-- Problem statement --
All of the records below need to be copied exactly.

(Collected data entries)

"""

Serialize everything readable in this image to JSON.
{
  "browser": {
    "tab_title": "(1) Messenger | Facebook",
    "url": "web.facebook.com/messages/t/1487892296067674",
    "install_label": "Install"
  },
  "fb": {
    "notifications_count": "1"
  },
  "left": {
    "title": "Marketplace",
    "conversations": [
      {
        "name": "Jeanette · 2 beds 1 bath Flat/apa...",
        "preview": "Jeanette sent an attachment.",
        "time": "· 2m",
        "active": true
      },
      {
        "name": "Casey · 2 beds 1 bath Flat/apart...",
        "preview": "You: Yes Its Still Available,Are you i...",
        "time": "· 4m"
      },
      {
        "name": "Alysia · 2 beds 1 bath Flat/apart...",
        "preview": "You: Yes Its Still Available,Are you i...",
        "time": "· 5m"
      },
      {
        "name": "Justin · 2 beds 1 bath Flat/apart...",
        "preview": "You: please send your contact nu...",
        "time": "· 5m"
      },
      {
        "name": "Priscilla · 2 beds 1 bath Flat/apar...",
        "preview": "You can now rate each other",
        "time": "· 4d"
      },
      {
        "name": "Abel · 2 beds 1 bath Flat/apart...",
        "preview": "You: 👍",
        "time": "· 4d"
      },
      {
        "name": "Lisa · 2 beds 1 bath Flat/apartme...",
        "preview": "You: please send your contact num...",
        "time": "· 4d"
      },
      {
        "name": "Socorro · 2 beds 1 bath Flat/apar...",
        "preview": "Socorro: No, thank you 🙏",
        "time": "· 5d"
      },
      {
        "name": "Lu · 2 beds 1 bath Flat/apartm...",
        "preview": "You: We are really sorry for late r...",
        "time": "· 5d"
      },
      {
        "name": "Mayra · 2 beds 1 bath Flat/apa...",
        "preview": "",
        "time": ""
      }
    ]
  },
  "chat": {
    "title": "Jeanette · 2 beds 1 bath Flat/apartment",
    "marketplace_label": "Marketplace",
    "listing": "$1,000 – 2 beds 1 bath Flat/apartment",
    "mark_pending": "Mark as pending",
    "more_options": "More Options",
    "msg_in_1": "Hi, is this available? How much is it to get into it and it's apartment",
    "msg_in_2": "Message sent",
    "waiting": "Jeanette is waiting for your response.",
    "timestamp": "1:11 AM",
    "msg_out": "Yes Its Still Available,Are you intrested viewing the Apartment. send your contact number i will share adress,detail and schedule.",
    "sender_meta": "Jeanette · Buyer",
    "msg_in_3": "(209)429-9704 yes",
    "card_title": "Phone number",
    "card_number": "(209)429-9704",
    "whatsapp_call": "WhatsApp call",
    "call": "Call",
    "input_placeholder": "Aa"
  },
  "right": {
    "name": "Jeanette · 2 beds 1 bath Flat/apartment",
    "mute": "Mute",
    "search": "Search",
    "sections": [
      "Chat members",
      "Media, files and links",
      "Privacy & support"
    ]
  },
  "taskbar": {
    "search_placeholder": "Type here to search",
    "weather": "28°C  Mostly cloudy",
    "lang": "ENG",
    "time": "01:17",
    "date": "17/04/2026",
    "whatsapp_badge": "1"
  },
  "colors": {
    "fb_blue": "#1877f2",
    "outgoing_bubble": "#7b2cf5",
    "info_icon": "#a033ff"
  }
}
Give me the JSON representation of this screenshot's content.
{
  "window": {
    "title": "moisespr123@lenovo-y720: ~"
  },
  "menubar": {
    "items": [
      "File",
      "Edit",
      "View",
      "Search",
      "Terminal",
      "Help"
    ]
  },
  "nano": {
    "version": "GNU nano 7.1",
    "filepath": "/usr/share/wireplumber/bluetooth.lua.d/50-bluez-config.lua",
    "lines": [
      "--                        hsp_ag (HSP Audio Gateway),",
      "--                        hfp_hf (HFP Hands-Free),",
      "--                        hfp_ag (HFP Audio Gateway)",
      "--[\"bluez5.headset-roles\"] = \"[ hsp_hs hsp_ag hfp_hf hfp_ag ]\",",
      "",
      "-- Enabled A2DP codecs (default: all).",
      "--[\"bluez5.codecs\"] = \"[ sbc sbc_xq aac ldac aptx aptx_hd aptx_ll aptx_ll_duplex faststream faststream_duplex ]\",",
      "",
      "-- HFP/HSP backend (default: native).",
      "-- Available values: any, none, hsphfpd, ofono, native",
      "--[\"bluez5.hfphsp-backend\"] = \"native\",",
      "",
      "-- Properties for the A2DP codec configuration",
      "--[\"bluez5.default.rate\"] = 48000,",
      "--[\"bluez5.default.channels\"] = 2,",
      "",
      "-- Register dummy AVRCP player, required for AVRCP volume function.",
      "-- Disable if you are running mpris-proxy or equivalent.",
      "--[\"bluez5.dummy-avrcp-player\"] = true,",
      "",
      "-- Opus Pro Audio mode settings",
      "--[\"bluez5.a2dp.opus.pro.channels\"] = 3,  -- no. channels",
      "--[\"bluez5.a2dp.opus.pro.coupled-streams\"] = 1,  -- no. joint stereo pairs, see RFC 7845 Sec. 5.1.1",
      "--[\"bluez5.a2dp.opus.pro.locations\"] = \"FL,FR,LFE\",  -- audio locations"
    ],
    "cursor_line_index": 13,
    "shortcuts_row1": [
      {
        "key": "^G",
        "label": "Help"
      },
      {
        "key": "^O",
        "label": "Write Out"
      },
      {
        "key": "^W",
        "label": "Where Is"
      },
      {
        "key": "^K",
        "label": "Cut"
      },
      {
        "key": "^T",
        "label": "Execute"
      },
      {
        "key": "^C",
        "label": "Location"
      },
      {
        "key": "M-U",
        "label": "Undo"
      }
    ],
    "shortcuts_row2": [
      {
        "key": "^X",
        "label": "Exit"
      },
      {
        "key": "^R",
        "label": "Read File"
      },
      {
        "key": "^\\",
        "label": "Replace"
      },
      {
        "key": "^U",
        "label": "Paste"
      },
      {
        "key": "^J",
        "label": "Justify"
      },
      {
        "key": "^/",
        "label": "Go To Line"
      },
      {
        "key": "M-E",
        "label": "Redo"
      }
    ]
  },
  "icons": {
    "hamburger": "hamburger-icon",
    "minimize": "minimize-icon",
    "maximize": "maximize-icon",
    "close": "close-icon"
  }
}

"""

-- Response to the exercise --
Serialize everything readable in this image to JSON.
{
  "browser": {
    "tab_title": "(1) Messenger | Facebook",
    "url": "web.facebook.com/messages/t/1487892296067674",
    "install_label": "Install"
  },
  "fb": {
    "notifications_count": "1"
  },
  "left": {
    "title": "Marketplace",
    "conversations": [
      {
        "name": "Jeanette · 2 beds 1 bath Flat/apa...",
        "preview": "Jeanette sent an attachment.",
        "time": "· 2m",
        "active": true
      },
      {
        "name": "Casey · 2 beds 1 bath Flat/apart...",
        "preview": "You: Yes Its Still Available,Are you i...",
        "time": "· 4m"
      },
      {
        "name": "Alysia · 2 beds 1 bath Flat/apart...",
        "preview": "You: Yes Its Still Available,Are you i...",
        "time": "· 5m"
      },
      {
        "name": "Justin · 2 beds 1 bath Flat/apart...",
        "preview": "You: please send your contact nu...",
        "time": "· 5m"
      },
      {
        "name": "Priscilla · 2 beds 1 bath Flat/apar...",
        "preview": "You can now rate each other",
        "time": "· 4d"
      },
      {
        "name": "Abel · 2 beds 1 bath Flat/apart...",
        "preview": "You: 👍",
        "time": "· 4d"
      },
      {
        "name": "Lisa · 2 beds 1 bath Flat/apartme...",
        "preview": "You: please send your contact num...",
        "time": "· 4d"
      },
      {
        "name": "Socorro · 2 beds 1 bath Flat/apar...",
        "preview": "Socorro: No, thank you 🙏",
        "time": "· 5d"
      },
      {
        "name": "Lu · 2 beds 1 bath Flat/apartm...",
        "preview": "You: We are really sorry for late r...",
        "time": "· 5d"
      },
      {
        "name": "Mayra · 2 beds 1 bath Flat/apa...",
        "preview": "",
        "time": ""
      }
    ]
  },
  "chat": {
    "title": "Jeanette · 2 beds 1 bath Flat/apartment",
    "marketplace_label": "Marketplace",
    "listing": "$1,000 – 2 beds 1 bath Flat/apartment",
    "mark_pending": "Mark as pending",
    "more_options": "More Options",
    "msg_in_1": "Hi, is this available? How much is it to get into it and it's apartment",
    "msg_in_2": "Message sent",
    "waiting": "Jeanette is waiting for your response.",
    "timestamp": "1:11 AM",
    "msg_out": "Yes Its Still Available,Are you intrested viewing the Apartment. send your contact number i will share adress,detail and schedule.",
    "sender_meta": "Jeanette · Buyer",
    "msg_in_3": "(209)429-9704 yes",
    "card_title": "Phone number",
    "card_number": "(209)429-9704",
    "whatsapp_call": "WhatsApp call",
    "call": "Call",
    "input_placeholder": "Aa"
  },
  "right": {
    "name": "Jeanette · 2 beds 1 bath Flat/apartment",
    "mute": "Mute",
    "search": "Search",
    "sections": [
      "Chat members",
      "Media, files and links",
      "Privacy & support"
    ]
  },
  "taskbar": {
    "search_placeholder": "Type here to search",
    "weather": "28°C  Mostly cloudy",
    "lang": "ENG",
    "time": "01:17",
    "date": "17/04/2026",
    "whatsapp_badge": "1"
  },
  "colors": {
    "fb_blue": "#1877f2",
    "outgoing_bubble": "#7b2cf5",
    "info_icon": "#a033ff"
  }
}
Give me the JSON representation of this screenshot's content.
{
  "window": {
    "title": "moisespr123@lenovo-y720: ~"
  },
  "menubar": {
    "items": [
      "File",
      "Edit",
      "View",
      "Search",
      "Terminal",
      "Help"
    ]
  },
  "nano": {
    "version": "GNU nano 7.1",
    "filepath": "/usr/share/wireplumber/bluetooth.lua.d/50-bluez-config.lua",
    "lines": [
      "--                        hsp_ag (HSP Audio Gateway),",
      "--                        hfp_hf (HFP Hands-Free),",
      "--                        hfp_ag (HFP Audio Gateway)",
      "--[\"bluez5.headset-roles\"] = \"[ hsp_hs hsp_ag hfp_hf hfp_ag ]\",",
      "",
      "-- Enabled A2DP codecs (default: all).",
      "--[\"bluez5.codecs\"] = \"[ sbc sbc_xq aac ldac aptx aptx_hd aptx_ll aptx_ll_duplex faststream faststream_duplex ]\",",
      "",
      "-- HFP/HSP backend (default: native).",
      "-- Available values: any, none, hsphfpd, ofono, native",
      "--[\"bluez5.hfphsp-backend\"] = \"native\",",
      "",
      "-- Properties for the A2DP codec configuration",
      "--[\"bluez5.default.rate\"] = 48000,",
      "--[\"bluez5.default.channels\"] = 2,",
      "",
      "-- Register dummy AVRCP player, required for AVRCP volume function.",
      "-- Disable if you are running mpris-proxy or equivalent.",
      "--[\"bluez5.dummy-avrcp-player\"] = true,",
      "",
      "-- Opus Pro Audio mode settings",
      "--[\"bluez5.a2dp.opus.pro.channels\"] = 3,  -- no. channels",
      "--[\"bluez5.a2dp.opus.pro.coupled-streams\"] = 1,  -- no. joint stereo pairs, see RFC 7845 Sec. 5.1.1",
      "--[\"bluez5.a2dp.opus.pro.locations\"] = \"FL,FR,LFE\",  -- audio locations"
    ],
    "cursor_line_index": 13,
    "shortcuts_row1": [
      {
        "key": "^G",
        "label": "Help"
      },
      {
        "key": "^O",
        "label": "Write Out"
      },
      {
        "key": "^W",
        "label": "Where Is"
      },
      {
        "key": "^K",
        "label": "Cut"
      },
      {
        "key": "^T",
        "label": "Execute"
      },
      {
        "key": "^C",
        "label": "Location"
      },
      {
        "key": "M-U",
        "label": "Undo"
      }
    ],
    "shortcuts_row2": [
      {
        "key": "^X",
        "label": "Exit"
      },
      {
        "key": "^R",
        "label": "Read File"
      },
      {
        "key": "^\\",
        "label": "Replace"
      },
      {
        "key": "^U",
        "label": "Paste"
      },
      {
        "key": "^J",
        "label": "Justify"
      },
      {
        "key": "^/",
        "label": "Go To Line"
      },
      {
        "key": "M-E",
        "label": "Redo"
      }
    ]
  },
  "icons": {
    "hamburger": "hamburger-icon",
    "minimize": "minimize-icon",
    "maximize": "maximize-icon",
    "close": "close-icon"
  }
}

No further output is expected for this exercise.